▶ **Task directions**:
Show all lines from the data that include the word "subtitle".

---------- Source data ----------

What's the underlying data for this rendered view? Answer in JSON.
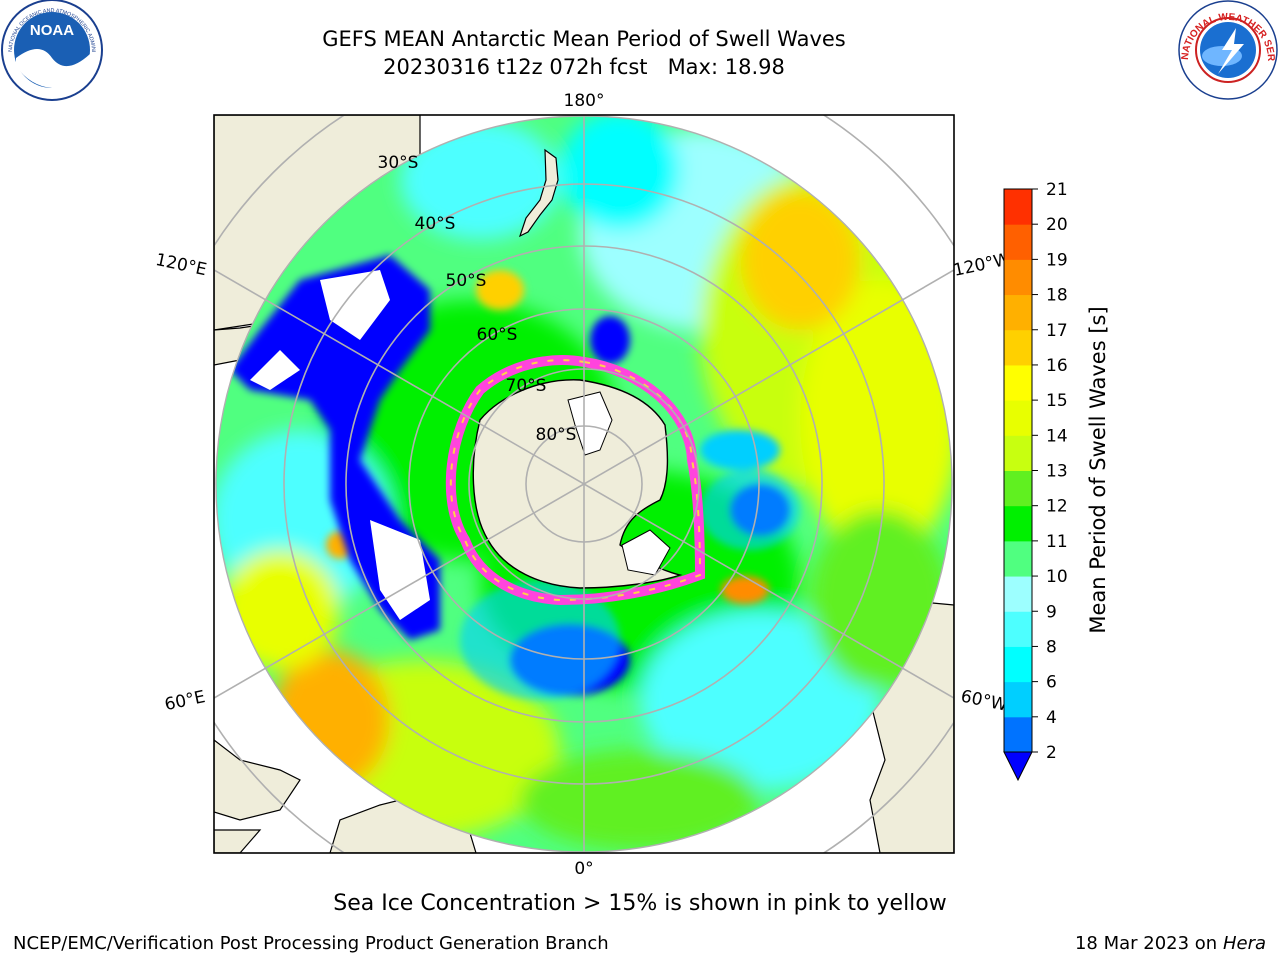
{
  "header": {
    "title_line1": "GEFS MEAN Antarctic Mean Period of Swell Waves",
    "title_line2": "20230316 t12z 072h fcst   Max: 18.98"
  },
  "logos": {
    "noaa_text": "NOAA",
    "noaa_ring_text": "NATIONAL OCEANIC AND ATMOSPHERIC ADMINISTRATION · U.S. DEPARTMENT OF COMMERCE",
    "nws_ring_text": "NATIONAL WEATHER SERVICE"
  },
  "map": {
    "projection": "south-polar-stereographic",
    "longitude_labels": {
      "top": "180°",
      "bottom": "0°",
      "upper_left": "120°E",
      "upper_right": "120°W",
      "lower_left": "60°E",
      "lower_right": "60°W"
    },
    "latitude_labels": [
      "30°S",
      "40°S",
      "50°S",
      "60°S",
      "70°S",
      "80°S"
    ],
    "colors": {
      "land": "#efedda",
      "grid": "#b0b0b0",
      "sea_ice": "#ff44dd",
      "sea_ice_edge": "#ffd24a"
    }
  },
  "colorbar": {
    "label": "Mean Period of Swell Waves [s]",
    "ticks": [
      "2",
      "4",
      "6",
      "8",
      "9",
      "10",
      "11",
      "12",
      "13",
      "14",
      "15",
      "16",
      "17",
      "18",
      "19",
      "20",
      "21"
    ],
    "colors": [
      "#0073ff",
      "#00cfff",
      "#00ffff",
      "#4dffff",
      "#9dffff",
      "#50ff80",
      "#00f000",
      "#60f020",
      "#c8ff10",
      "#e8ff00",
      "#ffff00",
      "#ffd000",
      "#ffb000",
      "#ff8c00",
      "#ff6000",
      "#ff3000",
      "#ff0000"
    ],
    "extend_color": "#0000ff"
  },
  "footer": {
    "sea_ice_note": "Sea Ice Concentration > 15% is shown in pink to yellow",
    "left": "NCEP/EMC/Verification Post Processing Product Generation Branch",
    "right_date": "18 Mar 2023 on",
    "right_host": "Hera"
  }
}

----------
---------- Source data ----------

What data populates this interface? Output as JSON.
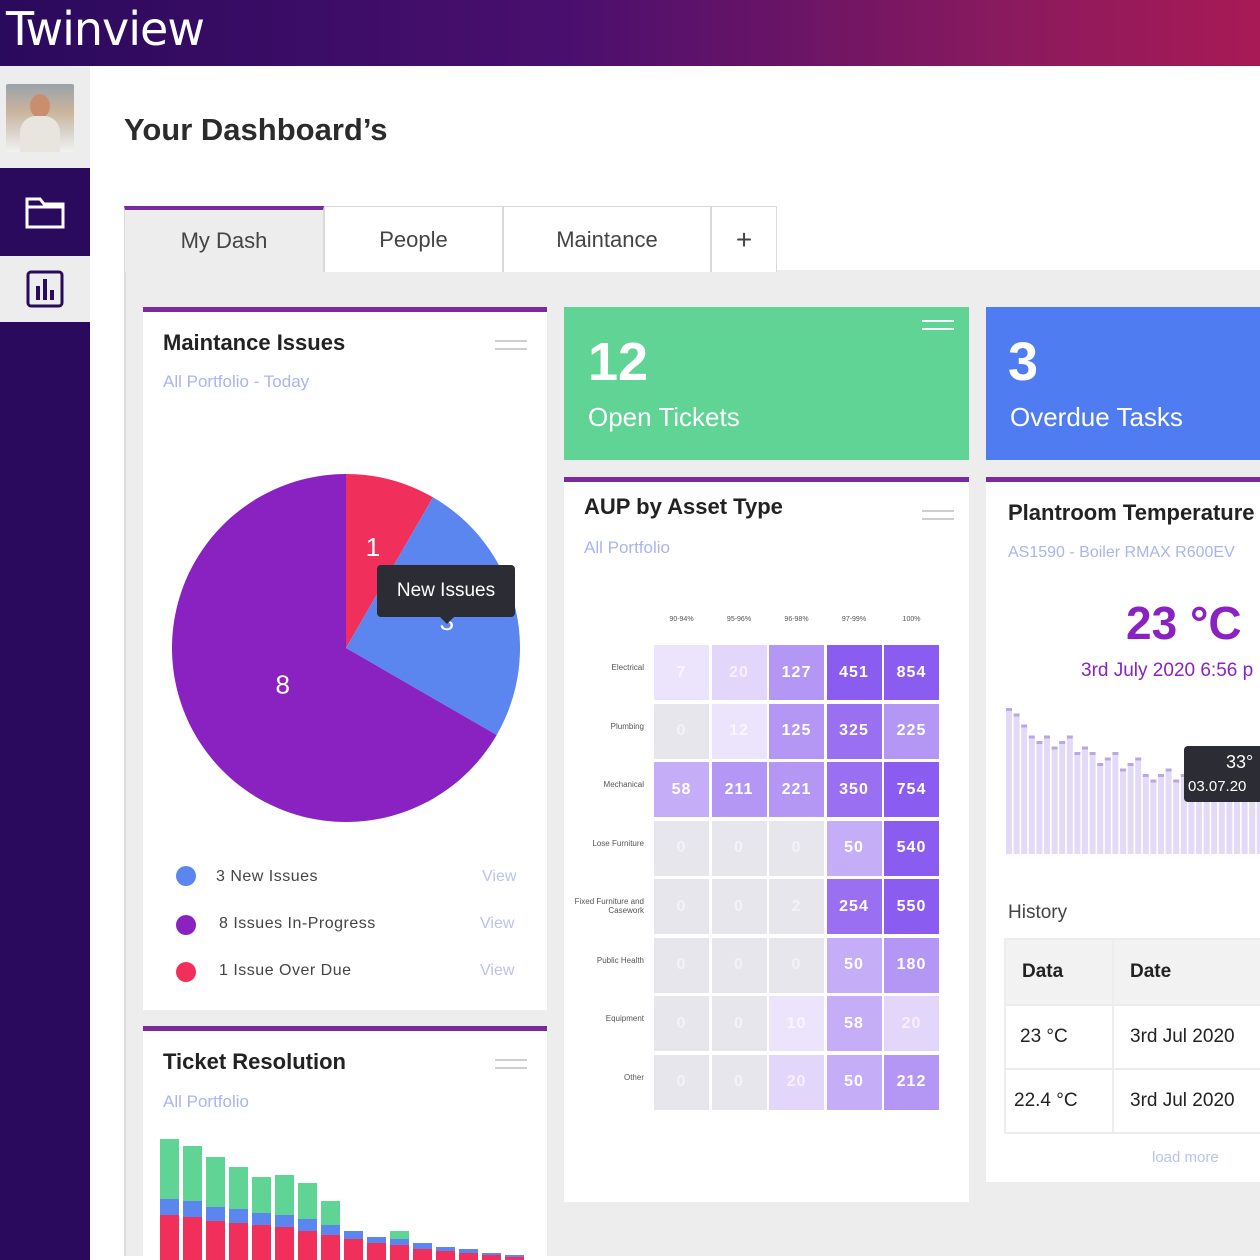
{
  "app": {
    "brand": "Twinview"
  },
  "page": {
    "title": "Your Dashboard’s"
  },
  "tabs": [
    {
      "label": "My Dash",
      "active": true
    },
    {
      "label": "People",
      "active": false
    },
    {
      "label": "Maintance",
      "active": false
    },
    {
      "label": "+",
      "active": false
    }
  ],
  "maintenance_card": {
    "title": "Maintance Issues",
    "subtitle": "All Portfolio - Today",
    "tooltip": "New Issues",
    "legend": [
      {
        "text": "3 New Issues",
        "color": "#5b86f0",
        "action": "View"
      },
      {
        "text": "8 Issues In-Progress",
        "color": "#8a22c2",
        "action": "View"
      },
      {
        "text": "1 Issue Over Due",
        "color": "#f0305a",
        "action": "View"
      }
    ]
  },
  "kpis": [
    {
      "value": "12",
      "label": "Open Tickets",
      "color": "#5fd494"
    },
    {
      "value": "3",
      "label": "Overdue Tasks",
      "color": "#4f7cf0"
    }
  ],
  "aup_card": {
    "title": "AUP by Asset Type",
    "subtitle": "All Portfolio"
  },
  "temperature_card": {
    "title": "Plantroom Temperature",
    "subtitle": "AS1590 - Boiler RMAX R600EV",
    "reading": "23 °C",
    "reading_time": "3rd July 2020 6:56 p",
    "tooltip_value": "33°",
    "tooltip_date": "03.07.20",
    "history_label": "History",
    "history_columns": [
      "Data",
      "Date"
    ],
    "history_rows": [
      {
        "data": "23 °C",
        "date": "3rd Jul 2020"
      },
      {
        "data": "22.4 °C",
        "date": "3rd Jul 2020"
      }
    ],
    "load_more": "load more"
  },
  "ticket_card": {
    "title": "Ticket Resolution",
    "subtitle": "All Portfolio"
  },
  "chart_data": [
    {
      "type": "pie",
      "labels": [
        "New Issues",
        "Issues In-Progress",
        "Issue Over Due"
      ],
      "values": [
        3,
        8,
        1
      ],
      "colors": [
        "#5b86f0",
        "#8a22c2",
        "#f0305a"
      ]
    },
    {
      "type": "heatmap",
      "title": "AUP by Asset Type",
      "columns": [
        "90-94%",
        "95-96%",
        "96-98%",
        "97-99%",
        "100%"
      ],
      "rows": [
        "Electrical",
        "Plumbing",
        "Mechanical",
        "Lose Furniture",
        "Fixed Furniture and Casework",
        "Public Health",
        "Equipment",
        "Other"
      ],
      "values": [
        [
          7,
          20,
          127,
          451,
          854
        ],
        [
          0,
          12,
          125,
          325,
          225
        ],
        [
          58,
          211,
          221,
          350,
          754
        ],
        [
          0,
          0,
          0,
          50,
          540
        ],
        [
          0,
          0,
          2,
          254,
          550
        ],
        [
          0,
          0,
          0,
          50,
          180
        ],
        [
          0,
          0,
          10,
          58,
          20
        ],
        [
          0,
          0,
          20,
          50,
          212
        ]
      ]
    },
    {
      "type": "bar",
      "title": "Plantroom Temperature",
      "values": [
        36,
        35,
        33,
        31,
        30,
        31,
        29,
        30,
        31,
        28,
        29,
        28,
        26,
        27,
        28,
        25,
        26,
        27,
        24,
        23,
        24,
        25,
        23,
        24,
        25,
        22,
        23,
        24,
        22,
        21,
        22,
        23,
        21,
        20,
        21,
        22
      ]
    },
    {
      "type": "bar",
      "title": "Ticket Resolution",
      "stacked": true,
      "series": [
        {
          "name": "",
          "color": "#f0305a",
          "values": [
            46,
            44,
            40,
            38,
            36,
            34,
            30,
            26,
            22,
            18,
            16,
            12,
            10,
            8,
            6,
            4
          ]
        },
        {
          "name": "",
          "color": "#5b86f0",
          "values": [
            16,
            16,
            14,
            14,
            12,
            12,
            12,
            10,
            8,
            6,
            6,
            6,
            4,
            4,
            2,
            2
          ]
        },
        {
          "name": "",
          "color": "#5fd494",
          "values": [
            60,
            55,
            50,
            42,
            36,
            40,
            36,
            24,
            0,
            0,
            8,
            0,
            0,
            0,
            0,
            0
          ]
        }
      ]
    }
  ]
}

----------

▶ **Solution to this task**:
    "subtitle": "All Portfolio - Today",
    "subtitle": "All Portfolio"
    "subtitle": "AS1590 - Boiler RMAX R600EV",
    "subtitle": "All Portfolio"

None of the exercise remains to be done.